## START
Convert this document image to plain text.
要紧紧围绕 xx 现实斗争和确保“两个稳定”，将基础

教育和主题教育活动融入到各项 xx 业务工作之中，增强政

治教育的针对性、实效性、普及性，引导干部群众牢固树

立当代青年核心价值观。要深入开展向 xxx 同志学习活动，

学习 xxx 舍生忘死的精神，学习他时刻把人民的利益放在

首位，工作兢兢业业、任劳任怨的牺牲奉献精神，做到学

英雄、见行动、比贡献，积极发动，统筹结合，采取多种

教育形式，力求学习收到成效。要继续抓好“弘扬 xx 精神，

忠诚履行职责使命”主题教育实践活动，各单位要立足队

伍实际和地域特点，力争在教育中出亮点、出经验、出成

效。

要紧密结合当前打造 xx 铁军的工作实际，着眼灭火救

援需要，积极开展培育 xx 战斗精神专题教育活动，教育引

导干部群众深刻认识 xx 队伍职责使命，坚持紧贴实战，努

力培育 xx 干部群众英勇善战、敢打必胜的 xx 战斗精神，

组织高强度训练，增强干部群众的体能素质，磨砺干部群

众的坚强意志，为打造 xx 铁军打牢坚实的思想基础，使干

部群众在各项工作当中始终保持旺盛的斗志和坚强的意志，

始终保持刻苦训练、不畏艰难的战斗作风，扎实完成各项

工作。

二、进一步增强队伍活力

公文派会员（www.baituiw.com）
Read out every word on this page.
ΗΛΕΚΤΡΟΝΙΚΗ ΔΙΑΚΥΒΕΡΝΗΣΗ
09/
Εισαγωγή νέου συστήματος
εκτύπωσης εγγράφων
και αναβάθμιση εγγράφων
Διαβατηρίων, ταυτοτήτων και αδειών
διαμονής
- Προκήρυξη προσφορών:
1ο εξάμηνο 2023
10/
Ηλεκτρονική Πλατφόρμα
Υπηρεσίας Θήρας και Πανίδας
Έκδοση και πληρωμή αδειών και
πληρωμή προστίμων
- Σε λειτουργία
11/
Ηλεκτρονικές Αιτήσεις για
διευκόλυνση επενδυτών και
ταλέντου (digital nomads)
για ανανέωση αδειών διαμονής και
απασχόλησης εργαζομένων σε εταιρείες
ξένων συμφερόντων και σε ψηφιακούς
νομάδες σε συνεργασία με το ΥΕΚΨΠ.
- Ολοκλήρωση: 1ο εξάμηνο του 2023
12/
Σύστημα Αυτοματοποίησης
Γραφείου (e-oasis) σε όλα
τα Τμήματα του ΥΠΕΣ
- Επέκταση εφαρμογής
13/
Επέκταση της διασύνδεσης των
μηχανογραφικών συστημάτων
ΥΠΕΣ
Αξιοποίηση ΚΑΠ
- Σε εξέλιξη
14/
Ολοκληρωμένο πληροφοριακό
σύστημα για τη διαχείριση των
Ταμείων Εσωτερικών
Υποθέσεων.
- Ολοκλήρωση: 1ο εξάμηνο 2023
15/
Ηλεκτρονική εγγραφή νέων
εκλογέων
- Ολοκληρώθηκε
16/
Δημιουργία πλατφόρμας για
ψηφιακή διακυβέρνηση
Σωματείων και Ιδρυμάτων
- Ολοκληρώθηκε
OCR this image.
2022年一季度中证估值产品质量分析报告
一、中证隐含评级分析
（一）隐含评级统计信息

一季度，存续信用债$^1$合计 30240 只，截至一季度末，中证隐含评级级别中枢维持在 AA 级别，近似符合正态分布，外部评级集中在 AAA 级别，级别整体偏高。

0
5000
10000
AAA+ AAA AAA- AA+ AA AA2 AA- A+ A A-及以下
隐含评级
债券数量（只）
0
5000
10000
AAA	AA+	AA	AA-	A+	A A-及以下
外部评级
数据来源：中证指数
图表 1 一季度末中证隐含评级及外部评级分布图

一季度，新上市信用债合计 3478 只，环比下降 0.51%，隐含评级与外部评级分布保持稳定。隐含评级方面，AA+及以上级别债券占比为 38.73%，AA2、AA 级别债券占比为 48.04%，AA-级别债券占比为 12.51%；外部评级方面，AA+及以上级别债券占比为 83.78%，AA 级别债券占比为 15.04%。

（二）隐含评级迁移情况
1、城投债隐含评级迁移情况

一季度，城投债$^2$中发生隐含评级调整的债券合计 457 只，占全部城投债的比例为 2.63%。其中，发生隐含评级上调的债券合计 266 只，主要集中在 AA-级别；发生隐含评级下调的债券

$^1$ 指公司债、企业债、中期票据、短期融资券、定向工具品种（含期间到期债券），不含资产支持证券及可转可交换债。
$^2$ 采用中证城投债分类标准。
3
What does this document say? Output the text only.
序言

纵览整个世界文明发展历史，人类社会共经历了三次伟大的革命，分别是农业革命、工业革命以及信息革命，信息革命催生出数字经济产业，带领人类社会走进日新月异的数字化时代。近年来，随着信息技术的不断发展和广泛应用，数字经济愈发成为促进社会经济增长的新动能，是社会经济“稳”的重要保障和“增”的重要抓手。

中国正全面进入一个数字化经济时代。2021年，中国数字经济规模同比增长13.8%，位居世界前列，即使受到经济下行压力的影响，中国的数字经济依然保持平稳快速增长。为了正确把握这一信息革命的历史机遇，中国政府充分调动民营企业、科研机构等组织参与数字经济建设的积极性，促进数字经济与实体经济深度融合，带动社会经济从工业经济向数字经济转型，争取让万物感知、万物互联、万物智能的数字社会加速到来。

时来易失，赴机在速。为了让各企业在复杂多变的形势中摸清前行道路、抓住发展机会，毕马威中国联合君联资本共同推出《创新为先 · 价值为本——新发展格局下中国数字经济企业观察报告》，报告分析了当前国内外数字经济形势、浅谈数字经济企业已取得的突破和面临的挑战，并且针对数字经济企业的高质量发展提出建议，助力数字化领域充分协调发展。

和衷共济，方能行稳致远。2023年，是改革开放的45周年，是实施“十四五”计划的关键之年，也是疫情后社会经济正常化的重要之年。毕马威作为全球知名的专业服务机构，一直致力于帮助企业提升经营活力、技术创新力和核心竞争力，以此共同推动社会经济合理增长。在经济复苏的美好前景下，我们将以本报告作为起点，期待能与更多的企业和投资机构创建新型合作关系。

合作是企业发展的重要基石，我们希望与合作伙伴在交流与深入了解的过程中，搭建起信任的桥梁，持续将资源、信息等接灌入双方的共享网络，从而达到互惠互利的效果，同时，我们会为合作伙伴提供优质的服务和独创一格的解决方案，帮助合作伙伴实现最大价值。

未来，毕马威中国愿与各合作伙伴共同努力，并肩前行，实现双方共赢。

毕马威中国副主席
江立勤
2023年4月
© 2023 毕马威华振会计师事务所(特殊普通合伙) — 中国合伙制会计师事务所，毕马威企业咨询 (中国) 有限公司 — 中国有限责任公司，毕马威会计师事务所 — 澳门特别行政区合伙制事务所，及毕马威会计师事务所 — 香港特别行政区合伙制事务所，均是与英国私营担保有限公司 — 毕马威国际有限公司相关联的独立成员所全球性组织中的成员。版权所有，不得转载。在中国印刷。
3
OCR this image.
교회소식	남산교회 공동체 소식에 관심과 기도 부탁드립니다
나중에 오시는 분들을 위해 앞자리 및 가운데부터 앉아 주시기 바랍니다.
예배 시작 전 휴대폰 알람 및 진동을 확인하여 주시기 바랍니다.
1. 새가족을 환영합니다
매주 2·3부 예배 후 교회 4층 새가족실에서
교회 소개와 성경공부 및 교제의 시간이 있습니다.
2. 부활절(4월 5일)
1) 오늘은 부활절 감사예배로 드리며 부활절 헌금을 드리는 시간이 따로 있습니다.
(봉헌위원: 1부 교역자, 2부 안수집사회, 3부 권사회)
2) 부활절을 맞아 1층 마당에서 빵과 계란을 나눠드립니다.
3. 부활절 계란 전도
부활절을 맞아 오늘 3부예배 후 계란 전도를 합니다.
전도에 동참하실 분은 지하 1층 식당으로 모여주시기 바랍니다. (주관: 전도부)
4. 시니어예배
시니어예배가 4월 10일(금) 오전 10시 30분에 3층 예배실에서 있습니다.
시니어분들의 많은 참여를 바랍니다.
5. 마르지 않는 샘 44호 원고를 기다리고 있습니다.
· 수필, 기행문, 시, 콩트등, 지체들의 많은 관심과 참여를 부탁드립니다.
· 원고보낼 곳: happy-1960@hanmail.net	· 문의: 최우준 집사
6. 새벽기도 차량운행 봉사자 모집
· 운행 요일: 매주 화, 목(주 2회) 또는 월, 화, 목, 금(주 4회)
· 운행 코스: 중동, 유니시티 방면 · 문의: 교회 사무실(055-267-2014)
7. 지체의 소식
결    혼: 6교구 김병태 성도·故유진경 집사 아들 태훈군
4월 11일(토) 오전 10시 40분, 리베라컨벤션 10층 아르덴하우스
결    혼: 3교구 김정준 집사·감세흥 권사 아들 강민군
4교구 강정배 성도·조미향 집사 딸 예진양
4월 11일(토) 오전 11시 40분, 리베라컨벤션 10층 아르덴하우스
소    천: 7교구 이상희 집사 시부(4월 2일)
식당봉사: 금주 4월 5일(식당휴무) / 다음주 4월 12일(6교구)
## END
# What needs to be done
Extract every line containing the string "document" from the material.

# Problem solution
Convert this document image to plain text.
What does this document say? Output the text only.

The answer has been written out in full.